I pregiudizi che siamo. Un kit anti-stereotipo
Autore/i:
Rubrica:
MUSEO QUO VADIS?
Articolo a cura di:
Anna Chiara Cimoli e Chiara Ciaccheri
Come combattere i pregiudizi e gli stereotipi? Ma bisogna poi combatterli o forse, invece, conoscerli: conoscerne le insidie, i meccanismi di cristallizzazione e diffusione, i possibili esiti? Da un bando del Polo del ‘900 di Torino nasce ‘I pregiudizi che siamo’, un kit anti-stereotipo scaricabile online progettato da ABCittà.

__OBIETTIVO DELL'ESERCIZIO__.
Per ciascuna delle affermazioni seguenti, indica se concorda con l'estratto sul kit anti-stereotipo, rispondendo sì o no e riportando tra virgolette le parole dell'estratto che decidono la risposta.
1. Il kit è stato progettato da ABCittà.
2. L'iniziativa nasce da un bando del Polo del '900 di Milano.
3. Il kit è disponibile soltanto in versione cartacea.

__Dati di annotazione del layout__.
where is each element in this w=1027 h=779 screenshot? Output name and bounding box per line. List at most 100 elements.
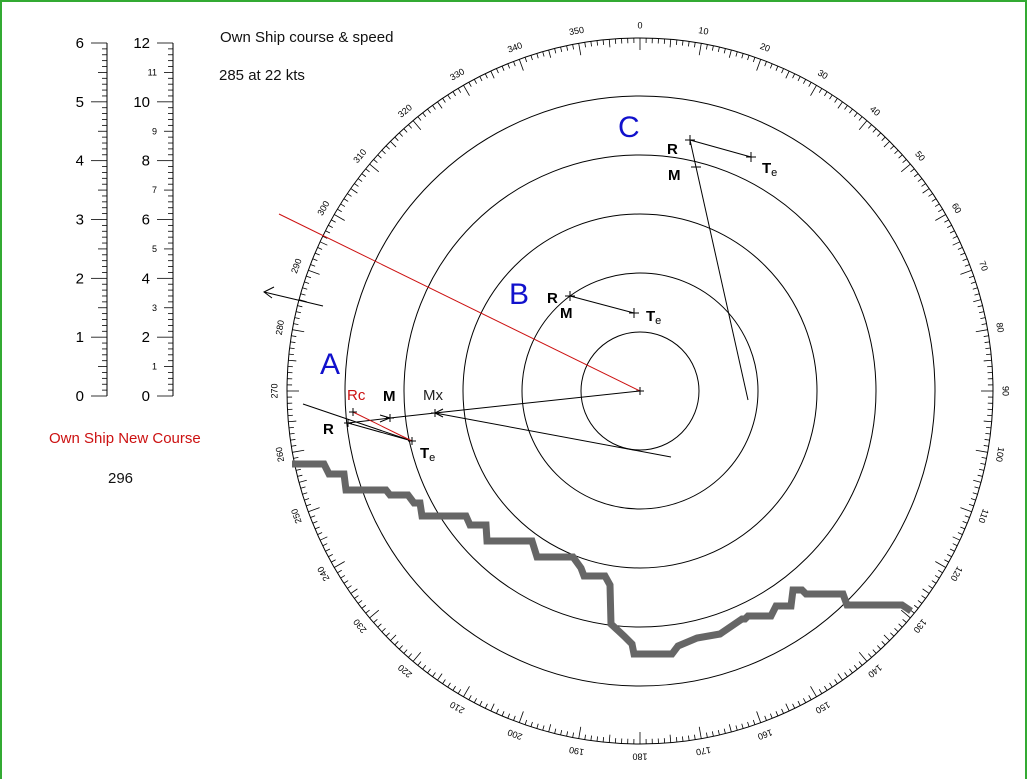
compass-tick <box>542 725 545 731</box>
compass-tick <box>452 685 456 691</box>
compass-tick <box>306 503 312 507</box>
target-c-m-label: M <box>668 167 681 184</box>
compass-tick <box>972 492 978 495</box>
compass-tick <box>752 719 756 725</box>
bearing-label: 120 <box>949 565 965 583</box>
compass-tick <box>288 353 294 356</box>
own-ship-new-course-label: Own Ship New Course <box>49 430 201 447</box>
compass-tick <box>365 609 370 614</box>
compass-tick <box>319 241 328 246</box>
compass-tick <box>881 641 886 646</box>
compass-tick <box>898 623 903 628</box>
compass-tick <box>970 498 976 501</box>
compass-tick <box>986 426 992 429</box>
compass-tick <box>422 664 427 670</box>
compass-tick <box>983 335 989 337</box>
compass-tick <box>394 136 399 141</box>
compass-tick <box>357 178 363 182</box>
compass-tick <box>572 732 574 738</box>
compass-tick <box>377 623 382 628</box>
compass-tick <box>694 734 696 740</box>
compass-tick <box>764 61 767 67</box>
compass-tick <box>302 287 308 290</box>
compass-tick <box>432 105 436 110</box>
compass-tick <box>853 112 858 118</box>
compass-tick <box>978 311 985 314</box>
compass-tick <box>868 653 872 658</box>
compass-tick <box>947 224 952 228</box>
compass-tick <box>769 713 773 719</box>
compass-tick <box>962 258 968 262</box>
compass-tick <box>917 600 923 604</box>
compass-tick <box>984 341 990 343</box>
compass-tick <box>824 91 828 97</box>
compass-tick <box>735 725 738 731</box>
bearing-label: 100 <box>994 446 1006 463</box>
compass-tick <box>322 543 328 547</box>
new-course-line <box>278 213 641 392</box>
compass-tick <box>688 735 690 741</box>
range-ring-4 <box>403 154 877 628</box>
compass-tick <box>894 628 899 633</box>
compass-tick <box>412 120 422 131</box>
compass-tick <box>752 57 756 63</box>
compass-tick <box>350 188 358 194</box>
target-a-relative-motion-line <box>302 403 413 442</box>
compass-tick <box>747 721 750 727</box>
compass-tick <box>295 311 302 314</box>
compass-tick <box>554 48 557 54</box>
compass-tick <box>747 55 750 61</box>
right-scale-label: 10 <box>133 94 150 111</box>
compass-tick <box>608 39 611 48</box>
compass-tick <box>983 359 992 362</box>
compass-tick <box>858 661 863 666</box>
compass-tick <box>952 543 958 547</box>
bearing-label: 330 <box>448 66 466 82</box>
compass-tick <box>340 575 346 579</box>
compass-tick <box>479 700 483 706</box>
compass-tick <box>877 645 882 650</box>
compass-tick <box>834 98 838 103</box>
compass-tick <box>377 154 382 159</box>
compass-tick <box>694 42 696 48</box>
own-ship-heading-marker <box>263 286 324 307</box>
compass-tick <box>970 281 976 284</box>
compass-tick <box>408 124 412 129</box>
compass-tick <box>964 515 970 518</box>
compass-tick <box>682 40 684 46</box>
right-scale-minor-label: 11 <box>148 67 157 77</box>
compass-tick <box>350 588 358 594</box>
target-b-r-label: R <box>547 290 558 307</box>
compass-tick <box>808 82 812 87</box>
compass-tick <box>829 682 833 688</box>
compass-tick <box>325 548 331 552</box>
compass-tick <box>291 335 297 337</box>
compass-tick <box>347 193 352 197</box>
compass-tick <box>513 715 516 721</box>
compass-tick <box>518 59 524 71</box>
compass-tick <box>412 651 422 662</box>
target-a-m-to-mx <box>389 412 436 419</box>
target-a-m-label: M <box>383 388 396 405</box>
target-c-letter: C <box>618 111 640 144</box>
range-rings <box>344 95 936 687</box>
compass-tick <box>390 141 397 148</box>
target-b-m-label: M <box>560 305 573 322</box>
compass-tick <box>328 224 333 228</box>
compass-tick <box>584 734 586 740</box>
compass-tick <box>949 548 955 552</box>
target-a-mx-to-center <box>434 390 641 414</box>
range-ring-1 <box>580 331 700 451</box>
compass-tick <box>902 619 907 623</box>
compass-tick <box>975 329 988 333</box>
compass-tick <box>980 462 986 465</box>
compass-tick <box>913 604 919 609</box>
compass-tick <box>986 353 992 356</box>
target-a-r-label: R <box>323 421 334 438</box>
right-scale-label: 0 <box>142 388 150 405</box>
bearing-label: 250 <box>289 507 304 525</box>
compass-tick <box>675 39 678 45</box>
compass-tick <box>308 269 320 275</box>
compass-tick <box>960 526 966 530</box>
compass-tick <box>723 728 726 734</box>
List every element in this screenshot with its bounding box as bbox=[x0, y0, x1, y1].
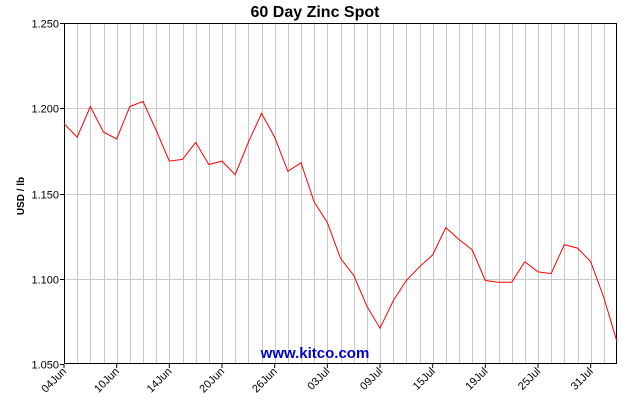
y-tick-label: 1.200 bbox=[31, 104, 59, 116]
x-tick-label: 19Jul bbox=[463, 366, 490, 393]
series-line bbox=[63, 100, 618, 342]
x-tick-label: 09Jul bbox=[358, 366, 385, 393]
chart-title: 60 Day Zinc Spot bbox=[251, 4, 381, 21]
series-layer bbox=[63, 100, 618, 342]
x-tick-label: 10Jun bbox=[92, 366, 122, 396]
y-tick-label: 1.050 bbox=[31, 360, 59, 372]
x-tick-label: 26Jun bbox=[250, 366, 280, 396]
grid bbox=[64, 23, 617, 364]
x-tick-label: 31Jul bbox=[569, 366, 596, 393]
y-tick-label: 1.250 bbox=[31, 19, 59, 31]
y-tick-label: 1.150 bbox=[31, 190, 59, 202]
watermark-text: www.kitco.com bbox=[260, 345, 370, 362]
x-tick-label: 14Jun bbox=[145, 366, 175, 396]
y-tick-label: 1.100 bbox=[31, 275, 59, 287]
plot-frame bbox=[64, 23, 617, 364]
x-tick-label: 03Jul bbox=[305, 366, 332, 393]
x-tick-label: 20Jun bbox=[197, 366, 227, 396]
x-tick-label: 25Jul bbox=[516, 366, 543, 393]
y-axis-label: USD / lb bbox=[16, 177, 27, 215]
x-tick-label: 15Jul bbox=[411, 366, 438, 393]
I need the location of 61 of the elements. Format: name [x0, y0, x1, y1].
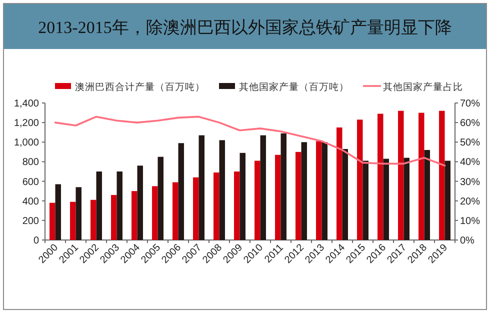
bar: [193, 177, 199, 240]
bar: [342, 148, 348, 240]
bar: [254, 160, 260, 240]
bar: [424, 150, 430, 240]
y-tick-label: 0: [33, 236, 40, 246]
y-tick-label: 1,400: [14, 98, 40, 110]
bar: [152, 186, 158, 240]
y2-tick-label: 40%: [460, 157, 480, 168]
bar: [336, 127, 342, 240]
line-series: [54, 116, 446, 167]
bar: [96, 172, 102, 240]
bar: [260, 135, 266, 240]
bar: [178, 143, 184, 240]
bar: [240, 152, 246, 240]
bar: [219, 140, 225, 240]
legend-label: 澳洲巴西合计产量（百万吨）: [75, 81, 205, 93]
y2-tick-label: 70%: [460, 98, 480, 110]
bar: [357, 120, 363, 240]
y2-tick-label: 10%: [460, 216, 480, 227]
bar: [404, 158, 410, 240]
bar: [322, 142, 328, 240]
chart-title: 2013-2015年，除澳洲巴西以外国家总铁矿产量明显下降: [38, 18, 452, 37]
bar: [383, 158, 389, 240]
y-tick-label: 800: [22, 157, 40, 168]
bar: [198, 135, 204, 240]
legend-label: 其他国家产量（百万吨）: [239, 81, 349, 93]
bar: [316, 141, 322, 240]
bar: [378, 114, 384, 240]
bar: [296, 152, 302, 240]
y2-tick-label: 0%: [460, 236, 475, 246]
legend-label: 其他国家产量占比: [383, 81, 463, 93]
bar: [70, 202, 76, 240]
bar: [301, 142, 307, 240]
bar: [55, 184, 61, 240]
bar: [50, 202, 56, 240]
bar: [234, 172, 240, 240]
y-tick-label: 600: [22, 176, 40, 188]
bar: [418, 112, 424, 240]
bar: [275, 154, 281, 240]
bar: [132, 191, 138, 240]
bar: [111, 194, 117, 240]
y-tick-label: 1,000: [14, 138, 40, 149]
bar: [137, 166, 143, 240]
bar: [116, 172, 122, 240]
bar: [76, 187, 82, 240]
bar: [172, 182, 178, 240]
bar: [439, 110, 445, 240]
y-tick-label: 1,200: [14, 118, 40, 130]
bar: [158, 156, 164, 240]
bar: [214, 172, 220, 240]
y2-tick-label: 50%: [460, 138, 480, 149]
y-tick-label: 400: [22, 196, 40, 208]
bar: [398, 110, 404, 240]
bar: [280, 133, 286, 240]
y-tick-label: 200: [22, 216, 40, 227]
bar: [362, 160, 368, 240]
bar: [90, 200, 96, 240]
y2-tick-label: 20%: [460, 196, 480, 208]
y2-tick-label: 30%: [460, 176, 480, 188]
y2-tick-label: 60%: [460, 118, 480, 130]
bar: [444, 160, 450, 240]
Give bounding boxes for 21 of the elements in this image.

__RISPOSTA CORRETTA__.
1. Sì: «un kit anti-stereotipo scaricabile online progettato da ABCittà».
2. No: «Da un bando del Polo del ‘900 di Torino nasce».
3. No: «scaricabile online».